— begin TASK MATERIAL —

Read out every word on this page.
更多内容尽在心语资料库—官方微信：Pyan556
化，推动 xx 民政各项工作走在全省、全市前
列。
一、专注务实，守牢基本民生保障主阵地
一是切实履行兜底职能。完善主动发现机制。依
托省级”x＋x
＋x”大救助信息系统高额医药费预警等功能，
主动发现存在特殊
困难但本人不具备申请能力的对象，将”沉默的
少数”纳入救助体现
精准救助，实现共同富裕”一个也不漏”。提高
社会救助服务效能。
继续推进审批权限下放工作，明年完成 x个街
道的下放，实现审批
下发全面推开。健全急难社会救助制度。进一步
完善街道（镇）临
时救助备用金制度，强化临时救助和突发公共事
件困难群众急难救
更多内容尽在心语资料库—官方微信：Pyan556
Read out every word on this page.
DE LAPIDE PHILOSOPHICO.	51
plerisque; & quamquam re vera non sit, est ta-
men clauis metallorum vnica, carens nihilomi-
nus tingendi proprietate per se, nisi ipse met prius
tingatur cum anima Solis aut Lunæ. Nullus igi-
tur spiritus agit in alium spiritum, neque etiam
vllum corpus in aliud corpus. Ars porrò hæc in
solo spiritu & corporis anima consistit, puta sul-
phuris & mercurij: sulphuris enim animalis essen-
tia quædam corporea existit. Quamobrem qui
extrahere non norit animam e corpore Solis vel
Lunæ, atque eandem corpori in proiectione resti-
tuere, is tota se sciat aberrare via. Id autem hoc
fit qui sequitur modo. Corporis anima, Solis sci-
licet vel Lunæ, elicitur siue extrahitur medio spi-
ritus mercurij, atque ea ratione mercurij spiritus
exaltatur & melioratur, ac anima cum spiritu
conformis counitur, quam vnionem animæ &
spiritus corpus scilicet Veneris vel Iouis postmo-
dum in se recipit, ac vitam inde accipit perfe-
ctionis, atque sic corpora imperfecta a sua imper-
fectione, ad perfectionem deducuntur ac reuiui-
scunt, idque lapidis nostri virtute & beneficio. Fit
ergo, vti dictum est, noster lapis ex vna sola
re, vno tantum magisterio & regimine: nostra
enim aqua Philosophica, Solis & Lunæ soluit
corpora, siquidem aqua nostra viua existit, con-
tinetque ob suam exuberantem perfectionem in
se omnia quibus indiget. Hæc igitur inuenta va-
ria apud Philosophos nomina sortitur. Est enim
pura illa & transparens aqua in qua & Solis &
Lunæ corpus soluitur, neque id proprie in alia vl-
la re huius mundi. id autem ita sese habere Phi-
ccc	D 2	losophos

— end TASK MATERIAL —

YOUR TASK ▸
Nothing in the listing may be changed; retype it all exactly.

FULL ANSWER ▸
Read out every word on this page.
更多内容尽在心语资料库—官方微信：Pyan556
化，推动 xx 民政各项工作走在全省、全市前
列。
一、专注务实，守牢基本民生保障主阵地
一是切实履行兜底职能。完善主动发现机制。依
托省级”x＋x
＋x”大救助信息系统高额医药费预警等功能，
主动发现存在特殊
困难但本人不具备申请能力的对象，将”沉默的
少数”纳入救助体现
精准救助，实现共同富裕”一个也不漏”。提高
社会救助服务效能。
继续推进审批权限下放工作，明年完成 x个街
道的下放，实现审批
下发全面推开。健全急难社会救助制度。进一步
完善街道（镇）临
时救助备用金制度，强化临时救助和突发公共事
件困难群众急难救
更多内容尽在心语资料库—官方微信：Pyan556
Read out every word on this page.
DE LAPIDE PHILOSOPHICO.	51
plerisque; & quamquam re vera non sit, est ta-
men clauis metallorum vnica, carens nihilomi-
nus tingendi proprietate per se, nisi ipse met prius
tingatur cum anima Solis aut Lunæ. Nullus igi-
tur spiritus agit in alium spiritum, neque etiam
vllum corpus in aliud corpus. Ars porrò hæc in
solo spiritu & corporis anima consistit, puta sul-
phuris & mercurij: sulphuris enim animalis essen-
tia quædam corporea existit. Quamobrem qui
extrahere non norit animam e corpore Solis vel
Lunæ, atque eandem corpori in proiectione resti-
tuere, is tota se sciat aberrare via. Id autem hoc
fit qui sequitur modo. Corporis anima, Solis sci-
licet vel Lunæ, elicitur siue extrahitur medio spi-
ritus mercurij, atque ea ratione mercurij spiritus
exaltatur & melioratur, ac anima cum spiritu
conformis counitur, quam vnionem animæ &
spiritus corpus scilicet Veneris vel Iouis postmo-
dum in se recipit, ac vitam inde accipit perfe-
ctionis, atque sic corpora imperfecta a sua imper-
fectione, ad perfectionem deducuntur ac reuiui-
scunt, idque lapidis nostri virtute & beneficio. Fit
ergo, vti dictum est, noster lapis ex vna sola
re, vno tantum magisterio & regimine: nostra
enim aqua Philosophica, Solis & Lunæ soluit
corpora, siquidem aqua nostra viua existit, con-
tinetque ob suam exuberantem perfectionem in
se omnia quibus indiget. Hæc igitur inuenta va-
ria apud Philosophos nomina sortitur. Est enim
pura illa & transparens aqua in qua & Solis &
Lunæ corpus soluitur, neque id proprie in alia vl-
la re huius mundi. id autem ita sese habere Phi-
ccc	D 2	losophos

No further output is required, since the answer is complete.